> _Your instructions_: What follows is a set of entries. Give them again exactly, without the pictures.

> _Provided information_:
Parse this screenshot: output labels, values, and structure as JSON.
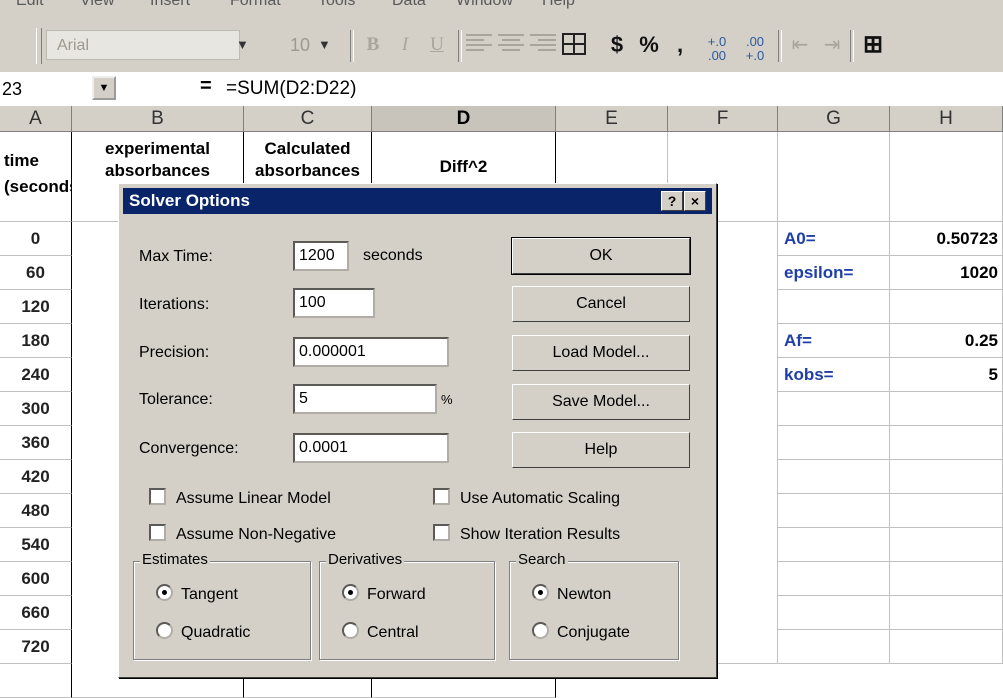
{
  "menubar": {
    "items": [
      "Edit",
      "View",
      "Insert",
      "Format",
      "Tools",
      "Data",
      "Window",
      "Help"
    ]
  },
  "toolbar": {
    "font_name": "Arial",
    "font_size": "10",
    "bold": "B",
    "italic": "I",
    "underline": "U",
    "currency": "$",
    "percent": "%",
    "comma": ",",
    "inc_decimal": ".00→.0",
    "dec_decimal": ".0→.00"
  },
  "formula_bar": {
    "cell_ref": "23",
    "equals": "=",
    "formula": "=SUM(D2:D22)"
  },
  "columns": [
    "A",
    "B",
    "C",
    "D",
    "E",
    "F",
    "G",
    "H"
  ],
  "sheet": {
    "header": {
      "a": "time\n(seconds)",
      "b": "experimental\nabsorbances",
      "c": "Calculated\nabsorbances",
      "d": "Diff^2"
    },
    "times": [
      "0",
      "60",
      "120",
      "180",
      "240",
      "300",
      "360",
      "420",
      "480",
      "540",
      "600",
      "660",
      "720"
    ],
    "params": [
      {
        "label": "A0=",
        "value": "0.50723"
      },
      {
        "label": "epsilon=",
        "value": "1020"
      },
      {
        "label": "",
        "value": ""
      },
      {
        "label": "Af=",
        "value": "0.25"
      },
      {
        "label": "kobs=",
        "value": "5"
      }
    ]
  },
  "dialog": {
    "title": "Solver Options",
    "help_btn": "?",
    "close_btn": "×",
    "max_time_label": "Max Time:",
    "max_time": "1200",
    "seconds_label": "seconds",
    "iterations_label": "Iterations:",
    "iterations": "100",
    "precision_label": "Precision:",
    "precision": "0.000001",
    "tolerance_label": "Tolerance:",
    "tolerance": "5",
    "percent": "%",
    "convergence_label": "Convergence:",
    "convergence": "0.0001",
    "buttons": {
      "ok": "OK",
      "cancel": "Cancel",
      "load": "Load Model...",
      "save": "Save Model...",
      "help": "Help"
    },
    "checkboxes": {
      "linear": "Assume Linear Model",
      "nonneg": "Assume Non-Negative",
      "autoscale": "Use Automatic Scaling",
      "show_iter": "Show Iteration Results"
    },
    "estimates": {
      "legend": "Estimates",
      "opt1": "Tangent",
      "opt2": "Quadratic",
      "selected": "Tangent"
    },
    "derivatives": {
      "legend": "Derivatives",
      "opt1": "Forward",
      "opt2": "Central",
      "selected": "Forward"
    },
    "search": {
      "legend": "Search",
      "opt1": "Newton",
      "opt2": "Conjugate",
      "selected": "Newton"
    }
  }
}
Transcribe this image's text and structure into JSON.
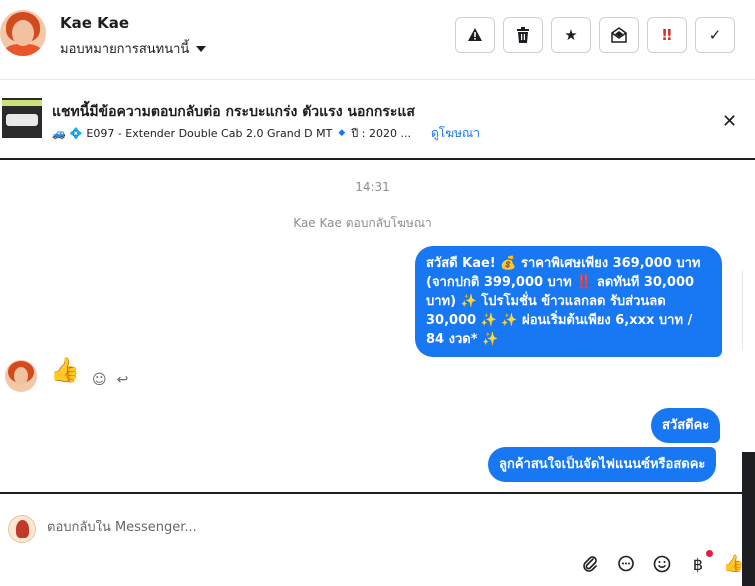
{
  "contact": {
    "name": "Kae Kae",
    "assign_label": "มอบหมายการสนทนานี้"
  },
  "actions": [
    {
      "name": "report-button",
      "icon": "⚠"
    },
    {
      "name": "delete-button",
      "icon": "🗑"
    },
    {
      "name": "star-button",
      "icon": "★"
    },
    {
      "name": "mark-unread-button",
      "icon": "✉"
    },
    {
      "name": "priority-button",
      "icon": "‼"
    },
    {
      "name": "done-button",
      "icon": "✓"
    }
  ],
  "ad": {
    "title": "แชทนี้มีข้อความตอบกลับต่อ กระบะแกร่ง ตัวแรง นอกกระแส",
    "model": "🚙 💠 E097 - Extender Double Cab 2.0 Grand D MT",
    "year": "ปี : 2020 ...",
    "link": "ดูโฆษณา"
  },
  "conversation": {
    "time": "14:31",
    "replied_note": "Kae Kae ตอบกลับโฆษณา",
    "messages": [
      "สวัสดี Kae! 💰 ราคาพิเศษเพียง 369,000 บาท (จากปกติ 399,000 บาท ‼️ ลดทันที 30,000 บาท) ✨ โปรโมชั่น ข้าวแลกลด รับส่วนลด 30,000 ✨ ✨ ผ่อนเริ่มต้นเพียง 6,xxx บาท / 84 งวด* ✨",
      "สวัสดีคะ",
      "ลูกค้าสนใจเป็นจัดไฟแนนซ์หรือสดคะ"
    ],
    "like_icon": "👍"
  },
  "composer": {
    "placeholder": "ตอบกลับใน Messenger..."
  },
  "colors": {
    "accent": "#1877f2",
    "danger": "#d93025"
  }
}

> _Written response_:
Parse this screenshot: output labels, values, and structure as JSON.
{
  "menubar": {
    "items": [
      "Edit",
      "View",
      "Insert",
      "Format",
      "Tools",
      "Data",
      "Window",
      "Help"
    ]
  },
  "toolbar": {
    "font_name": "Arial",
    "font_size": "10",
    "bold": "B",
    "italic": "I",
    "underline": "U",
    "currency": "$",
    "percent": "%",
    "comma": ",",
    "inc_decimal": ".00→.0",
    "dec_decimal": ".0→.00"
  },
  "formula_bar": {
    "cell_ref": "23",
    "equals": "=",
    "formula": "=SUM(D2:D22)"
  },
  "columns": [
    "A",
    "B",
    "C",
    "D",
    "E",
    "F",
    "G",
    "H"
  ],
  "sheet": {
    "header": {
      "a": "time\n(seconds)",
      "b": "experimental\nabsorbances",
      "c": "Calculated\nabsorbances",
      "d": "Diff^2"
    },
    "times": [
      "0",
      "60",
      "120",
      "180",
      "240",
      "300",
      "360",
      "420",
      "480",
      "540",
      "600",
      "660",
      "720"
    ],
    "params": [
      {
        "label": "A0=",
        "value": "0.50723"
      },
      {
        "label": "epsilon=",
        "value": "1020"
      },
      {
        "label": "",
        "value": ""
      },
      {
        "label": "Af=",
        "value": "0.25"
      },
      {
        "label": "kobs=",
        "value": "5"
      }
    ]
  },
  "dialog": {
    "title": "Solver Options",
    "help_btn": "?",
    "close_btn": "×",
    "max_time_label": "Max Time:",
    "max_time": "1200",
    "seconds_label": "seconds",
    "iterations_label": "Iterations:",
    "iterations": "100",
    "precision_label": "Precision:",
    "precision": "0.000001",
    "tolerance_label": "Tolerance:",
    "tolerance": "5",
    "percent": "%",
    "convergence_label": "Convergence:",
    "convergence": "0.0001",
    "buttons": {
      "ok": "OK",
      "cancel": "Cancel",
      "load": "Load Model...",
      "save": "Save Model...",
      "help": "Help"
    },
    "checkboxes": {
      "linear": "Assume Linear Model",
      "nonneg": "Assume Non-Negative",
      "autoscale": "Use Automatic Scaling",
      "show_iter": "Show Iteration Results"
    },
    "estimates": {
      "legend": "Estimates",
      "opt1": "Tangent",
      "opt2": "Quadratic",
      "selected": "Tangent"
    },
    "derivatives": {
      "legend": "Derivatives",
      "opt1": "Forward",
      "opt2": "Central",
      "selected": "Forward"
    },
    "search": {
      "legend": "Search",
      "opt1": "Newton",
      "opt2": "Conjugate",
      "selected": "Newton"
    }
  }
}
Transcribe this image's text and structure into JSON.
{
  "contact": {
    "name": "Kae Kae",
    "assign_label": "มอบหมายการสนทนานี้"
  },
  "actions": [
    {
      "name": "report-button",
      "icon": "⚠"
    },
    {
      "name": "delete-button",
      "icon": "🗑"
    },
    {
      "name": "star-button",
      "icon": "★"
    },
    {
      "name": "mark-unread-button",
      "icon": "✉"
    },
    {
      "name": "priority-button",
      "icon": "‼"
    },
    {
      "name": "done-button",
      "icon": "✓"
    }
  ],
  "ad": {
    "title": "แชทนี้มีข้อความตอบกลับต่อ กระบะแกร่ง ตัวแรง นอกกระแส",
    "model": "🚙 💠 E097 - Extender Double Cab 2.0 Grand D MT",
    "year": "ปี : 2020 ...",
    "link": "ดูโฆษณา"
  },
  "conversation": {
    "time": "14:31",
    "replied_note": "Kae Kae ตอบกลับโฆษณา",
    "messages": [
      "สวัสดี Kae! 💰 ราคาพิเศษเพียง 369,000 บาท (จากปกติ 399,000 บาท ‼️ ลดทันที 30,000 บาท) ✨ โปรโมชั่น ข้าวแลกลด รับส่วนลด 30,000 ✨ ✨ ผ่อนเริ่มต้นเพียง 6,xxx บาท / 84 งวด* ✨",
      "สวัสดีคะ",
      "ลูกค้าสนใจเป็นจัดไฟแนนซ์หรือสดคะ"
    ],
    "like_icon": "👍"
  },
  "composer": {
    "placeholder": "ตอบกลับใน Messenger..."
  },
  "colors": {
    "accent": "#1877f2",
    "danger": "#d93025"
  }
}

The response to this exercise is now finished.